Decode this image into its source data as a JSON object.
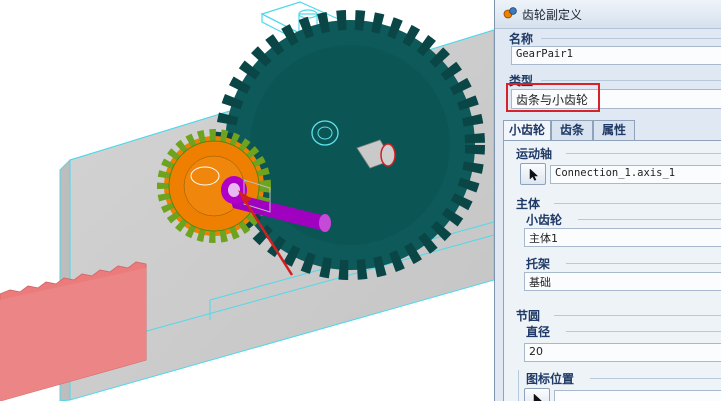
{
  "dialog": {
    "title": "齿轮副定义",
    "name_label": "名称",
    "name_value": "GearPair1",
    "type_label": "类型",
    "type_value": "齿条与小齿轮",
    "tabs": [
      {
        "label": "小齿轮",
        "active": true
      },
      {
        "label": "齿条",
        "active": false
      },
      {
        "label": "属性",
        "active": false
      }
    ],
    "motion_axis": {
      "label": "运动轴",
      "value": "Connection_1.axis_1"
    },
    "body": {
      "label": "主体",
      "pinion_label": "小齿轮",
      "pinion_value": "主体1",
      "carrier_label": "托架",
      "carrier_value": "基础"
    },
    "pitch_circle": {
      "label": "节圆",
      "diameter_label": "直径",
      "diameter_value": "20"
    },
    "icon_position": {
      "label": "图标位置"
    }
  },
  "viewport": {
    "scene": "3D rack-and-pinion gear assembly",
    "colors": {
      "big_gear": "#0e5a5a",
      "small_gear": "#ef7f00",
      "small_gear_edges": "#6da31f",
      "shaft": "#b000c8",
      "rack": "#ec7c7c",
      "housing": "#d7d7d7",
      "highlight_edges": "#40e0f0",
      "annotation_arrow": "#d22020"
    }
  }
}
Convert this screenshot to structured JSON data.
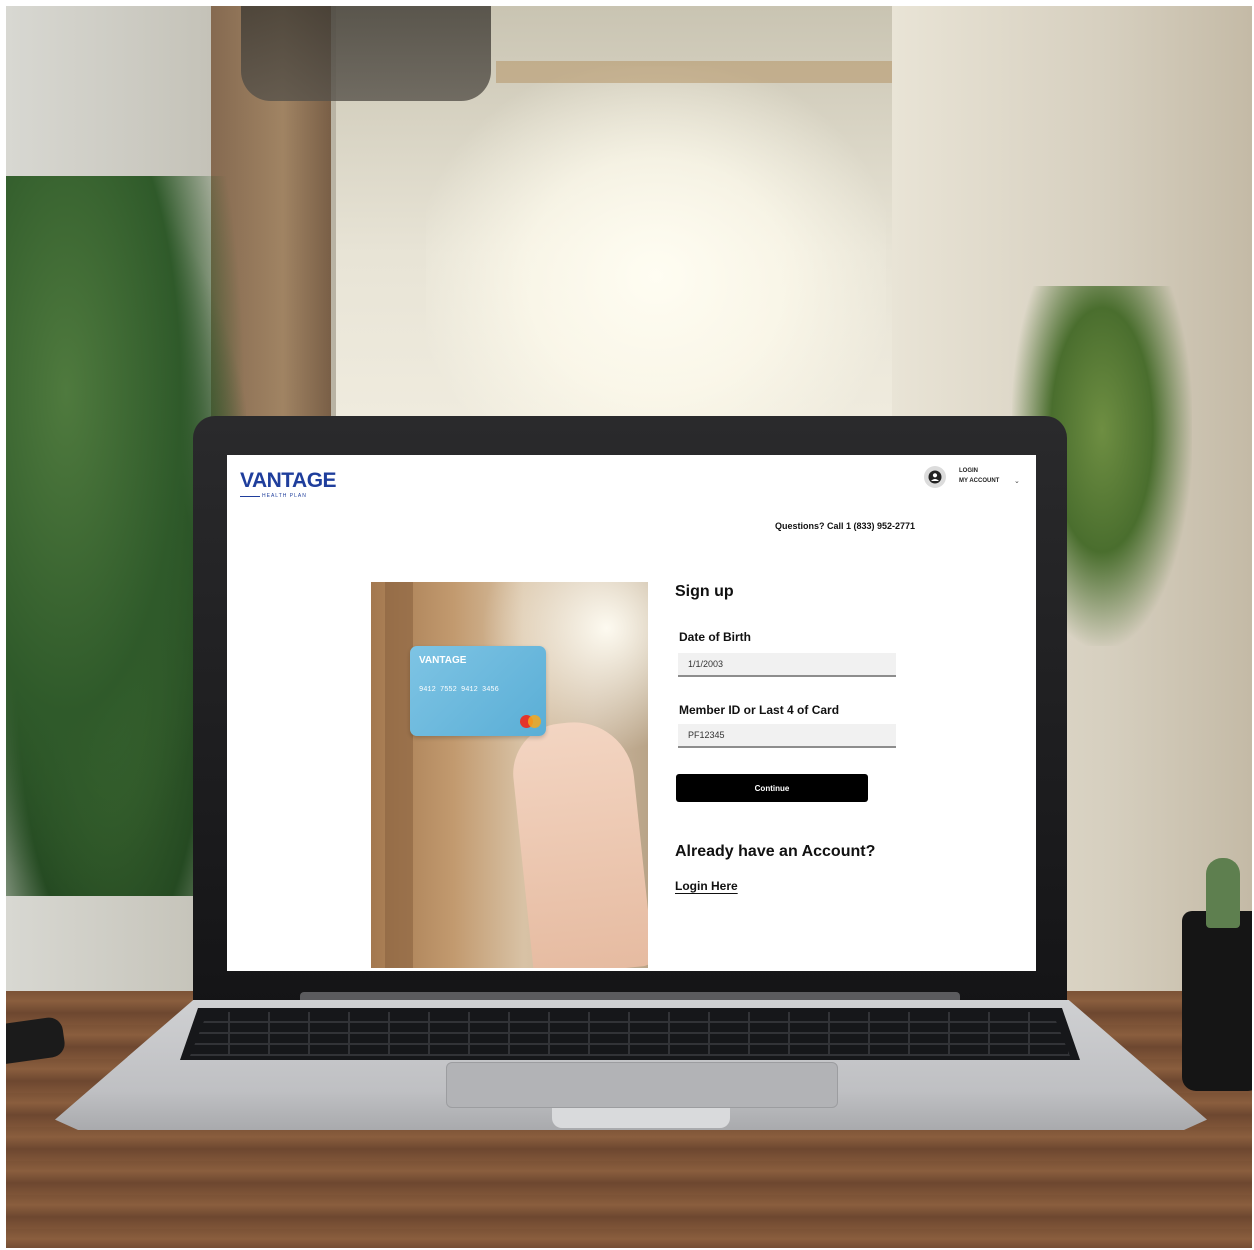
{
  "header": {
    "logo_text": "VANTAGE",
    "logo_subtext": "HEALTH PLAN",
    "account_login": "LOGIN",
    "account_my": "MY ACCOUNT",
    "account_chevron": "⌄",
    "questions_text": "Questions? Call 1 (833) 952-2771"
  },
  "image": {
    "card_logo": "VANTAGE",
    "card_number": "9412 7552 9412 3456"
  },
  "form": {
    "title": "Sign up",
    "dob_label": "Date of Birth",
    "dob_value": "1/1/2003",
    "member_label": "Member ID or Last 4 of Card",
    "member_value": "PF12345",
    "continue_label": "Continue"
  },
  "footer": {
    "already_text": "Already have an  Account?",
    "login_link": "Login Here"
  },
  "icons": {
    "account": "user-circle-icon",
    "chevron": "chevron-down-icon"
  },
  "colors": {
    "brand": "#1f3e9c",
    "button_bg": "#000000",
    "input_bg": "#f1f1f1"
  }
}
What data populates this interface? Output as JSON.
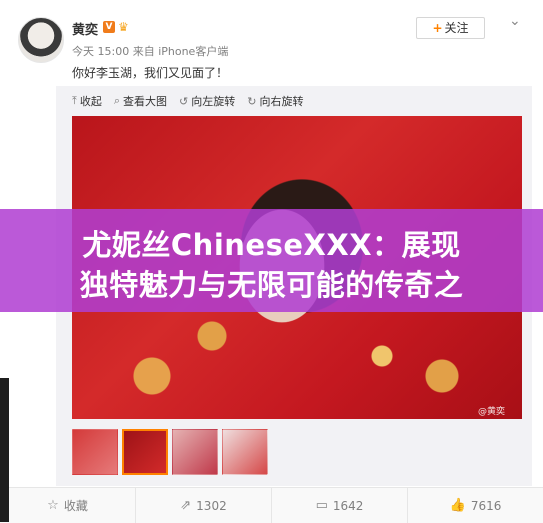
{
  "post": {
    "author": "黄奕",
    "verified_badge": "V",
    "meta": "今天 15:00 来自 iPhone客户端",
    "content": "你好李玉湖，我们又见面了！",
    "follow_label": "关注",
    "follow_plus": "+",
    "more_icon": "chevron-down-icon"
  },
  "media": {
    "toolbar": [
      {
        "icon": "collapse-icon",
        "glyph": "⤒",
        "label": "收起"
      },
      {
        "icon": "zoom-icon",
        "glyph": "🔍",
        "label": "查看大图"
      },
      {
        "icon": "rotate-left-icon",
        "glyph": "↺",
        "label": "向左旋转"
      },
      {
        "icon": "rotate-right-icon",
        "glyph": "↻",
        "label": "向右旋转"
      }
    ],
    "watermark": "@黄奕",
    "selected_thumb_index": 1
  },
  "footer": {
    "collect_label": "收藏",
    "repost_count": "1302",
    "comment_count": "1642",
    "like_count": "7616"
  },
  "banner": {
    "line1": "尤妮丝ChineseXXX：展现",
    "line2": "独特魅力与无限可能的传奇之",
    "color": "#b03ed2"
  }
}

...

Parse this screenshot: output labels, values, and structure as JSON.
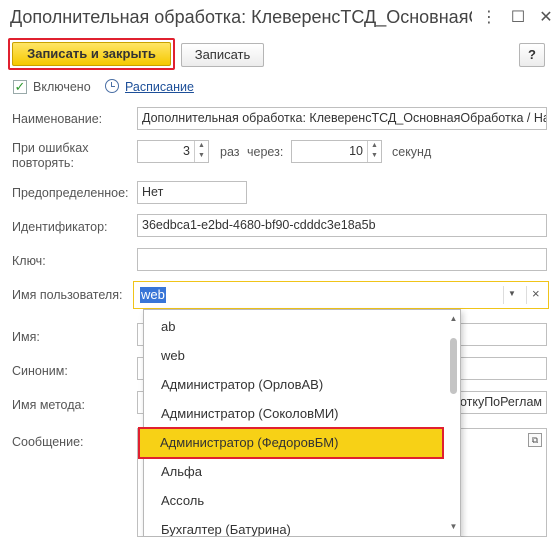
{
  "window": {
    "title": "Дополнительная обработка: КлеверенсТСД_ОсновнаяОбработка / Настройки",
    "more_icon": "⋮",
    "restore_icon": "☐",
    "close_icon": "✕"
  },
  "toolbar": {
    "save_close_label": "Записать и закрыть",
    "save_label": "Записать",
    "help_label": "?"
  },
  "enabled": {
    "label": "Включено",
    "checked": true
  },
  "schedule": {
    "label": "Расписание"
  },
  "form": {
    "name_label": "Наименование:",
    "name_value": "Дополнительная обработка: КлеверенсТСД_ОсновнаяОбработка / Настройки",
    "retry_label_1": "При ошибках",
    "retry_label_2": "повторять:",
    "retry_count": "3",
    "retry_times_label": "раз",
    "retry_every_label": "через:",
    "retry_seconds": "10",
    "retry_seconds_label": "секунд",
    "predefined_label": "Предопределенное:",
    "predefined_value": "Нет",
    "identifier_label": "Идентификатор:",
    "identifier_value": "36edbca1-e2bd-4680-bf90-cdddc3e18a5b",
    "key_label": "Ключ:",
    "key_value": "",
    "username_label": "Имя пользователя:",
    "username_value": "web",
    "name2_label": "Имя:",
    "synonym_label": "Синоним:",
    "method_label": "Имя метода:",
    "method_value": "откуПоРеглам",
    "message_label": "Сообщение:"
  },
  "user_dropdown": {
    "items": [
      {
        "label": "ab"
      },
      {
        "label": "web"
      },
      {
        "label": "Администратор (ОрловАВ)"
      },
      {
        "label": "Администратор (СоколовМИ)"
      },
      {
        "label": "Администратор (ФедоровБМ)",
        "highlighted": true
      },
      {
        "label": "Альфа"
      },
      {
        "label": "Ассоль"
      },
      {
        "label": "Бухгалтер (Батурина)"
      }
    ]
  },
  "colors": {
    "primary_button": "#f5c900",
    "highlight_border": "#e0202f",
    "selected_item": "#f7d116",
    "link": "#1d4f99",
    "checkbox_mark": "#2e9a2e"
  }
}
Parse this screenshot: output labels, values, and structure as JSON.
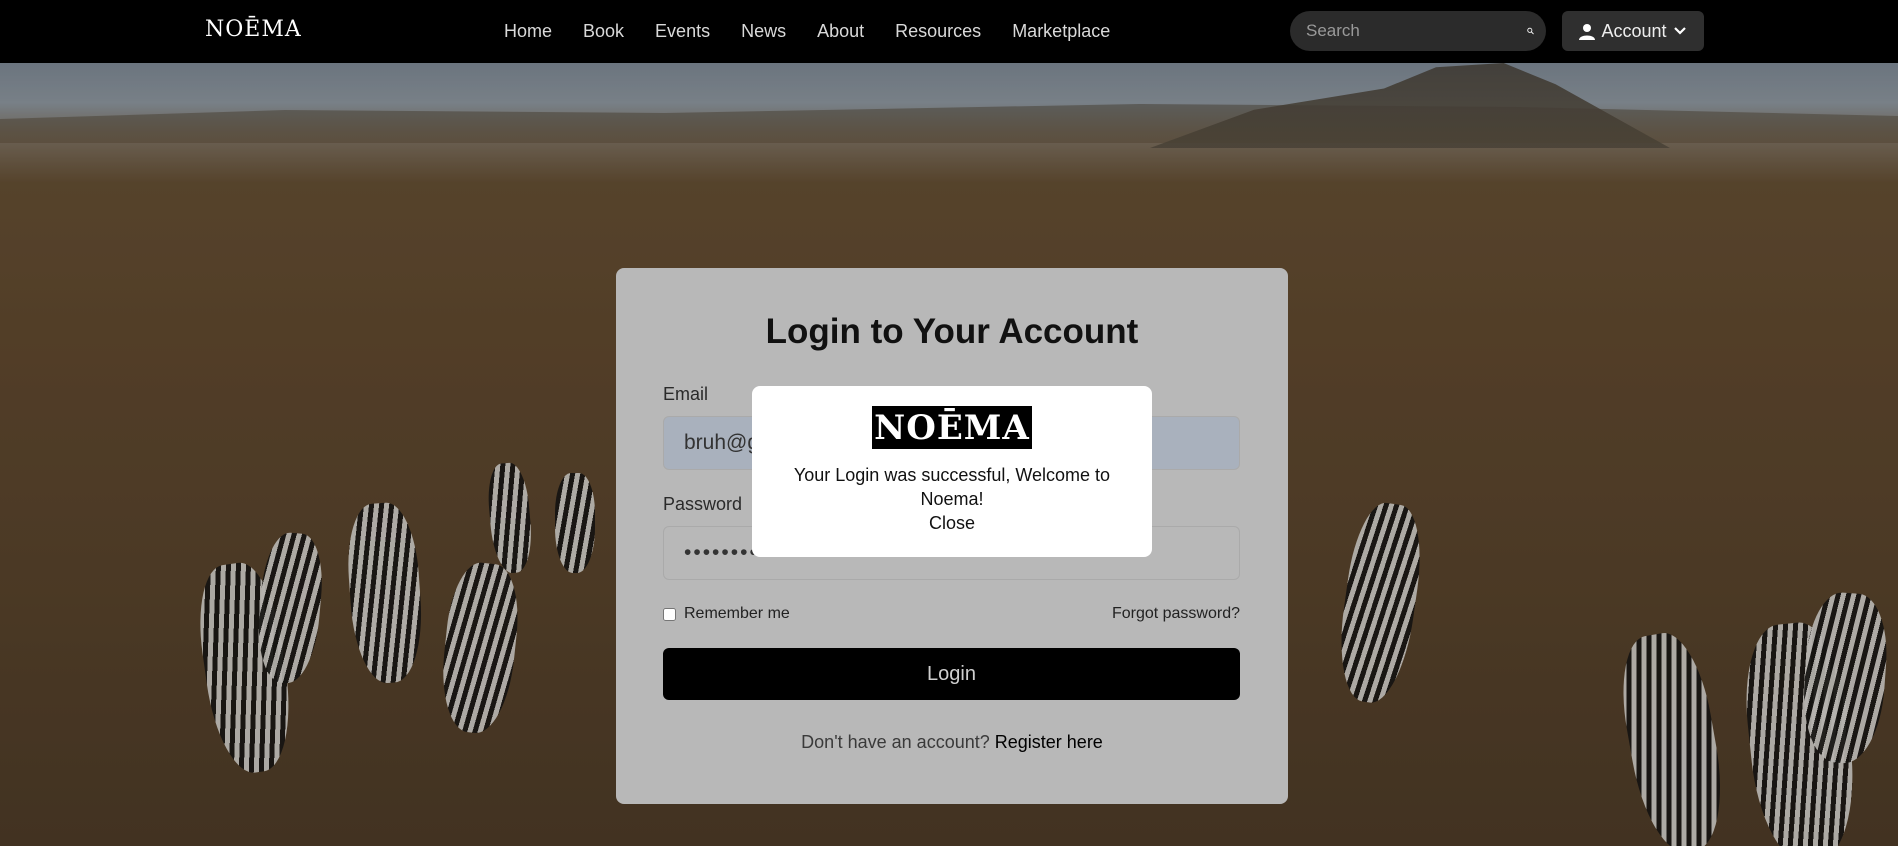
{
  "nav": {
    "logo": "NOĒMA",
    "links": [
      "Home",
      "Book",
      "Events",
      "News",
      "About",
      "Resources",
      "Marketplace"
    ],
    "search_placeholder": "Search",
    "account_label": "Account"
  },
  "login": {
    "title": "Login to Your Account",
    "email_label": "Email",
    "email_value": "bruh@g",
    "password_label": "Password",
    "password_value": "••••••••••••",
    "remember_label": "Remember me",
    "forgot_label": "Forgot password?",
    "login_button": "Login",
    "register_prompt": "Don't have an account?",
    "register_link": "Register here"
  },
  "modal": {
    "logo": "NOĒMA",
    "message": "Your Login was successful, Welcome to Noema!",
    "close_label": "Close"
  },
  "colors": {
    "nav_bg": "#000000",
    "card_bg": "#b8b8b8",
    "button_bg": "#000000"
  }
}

What you need to do
From the material above, gather all lines that include the string "обработка" and copy them.

Solution to this problem
    "title": "Дополнительная обработка: КлеверенсТСД_ОсновнаяОбработка / Настройки",
    "name_value": "Дополнительная обработка: КлеверенсТСД_ОсновнаяОбработка / Настройки",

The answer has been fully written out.